### What is required
Restate all of the data exactly.
:: Material for this task
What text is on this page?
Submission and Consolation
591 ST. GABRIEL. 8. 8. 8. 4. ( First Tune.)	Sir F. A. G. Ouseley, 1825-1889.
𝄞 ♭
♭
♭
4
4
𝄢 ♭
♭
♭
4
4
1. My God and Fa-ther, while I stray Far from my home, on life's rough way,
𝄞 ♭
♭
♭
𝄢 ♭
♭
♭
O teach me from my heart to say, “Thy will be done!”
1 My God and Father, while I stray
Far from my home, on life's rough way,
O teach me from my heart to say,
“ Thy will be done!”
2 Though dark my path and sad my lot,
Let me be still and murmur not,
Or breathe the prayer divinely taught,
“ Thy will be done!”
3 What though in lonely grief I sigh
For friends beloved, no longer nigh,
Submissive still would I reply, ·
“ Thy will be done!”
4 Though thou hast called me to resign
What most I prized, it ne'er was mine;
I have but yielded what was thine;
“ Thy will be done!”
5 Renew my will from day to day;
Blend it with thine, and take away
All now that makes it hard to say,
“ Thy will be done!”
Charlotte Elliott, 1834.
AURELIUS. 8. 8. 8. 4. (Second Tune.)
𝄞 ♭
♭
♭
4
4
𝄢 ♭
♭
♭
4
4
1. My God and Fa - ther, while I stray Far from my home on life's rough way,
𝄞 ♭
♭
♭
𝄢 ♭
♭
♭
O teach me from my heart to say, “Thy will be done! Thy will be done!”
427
::::
### Exercise result
What text is on this page?
Submission and Consolation
591 ST. GABRIEL. 8. 8. 8. 4. ( First Tune.)	Sir F. A. G. Ouseley, 1825-1889.
𝄞 ♭
♭
♭
4
4
𝄢 ♭
♭
♭
4
4
1. My God and Fa-ther, while I stray Far from my home, on life's rough way,
𝄞 ♭
♭
♭
𝄢 ♭
♭
♭
O teach me from my heart to say, “Thy will be done!”
1 My God and Father, while I stray
Far from my home, on life's rough way,
O teach me from my heart to say,
“ Thy will be done!”
2 Though dark my path and sad my lot,
Let me be still and murmur not,
Or breathe the prayer divinely taught,
“ Thy will be done!”
3 What though in lonely grief I sigh
For friends beloved, no longer nigh,
Submissive still would I reply, ·
“ Thy will be done!”
4 Though thou hast called me to resign
What most I prized, it ne'er was mine;
I have but yielded what was thine;
“ Thy will be done!”
5 Renew my will from day to day;
Blend it with thine, and take away
All now that makes it hard to say,
“ Thy will be done!”
Charlotte Elliott, 1834.
AURELIUS. 8. 8. 8. 4. (Second Tune.)
𝄞 ♭
♭
♭
4
4
𝄢 ♭
♭
♭
4
4
1. My God and Fa - ther, while I stray Far from my home on life's rough way,
𝄞 ♭
♭
♭
𝄢 ♭
♭
♭
O teach me from my heart to say, “Thy will be done! Thy will be done!”
427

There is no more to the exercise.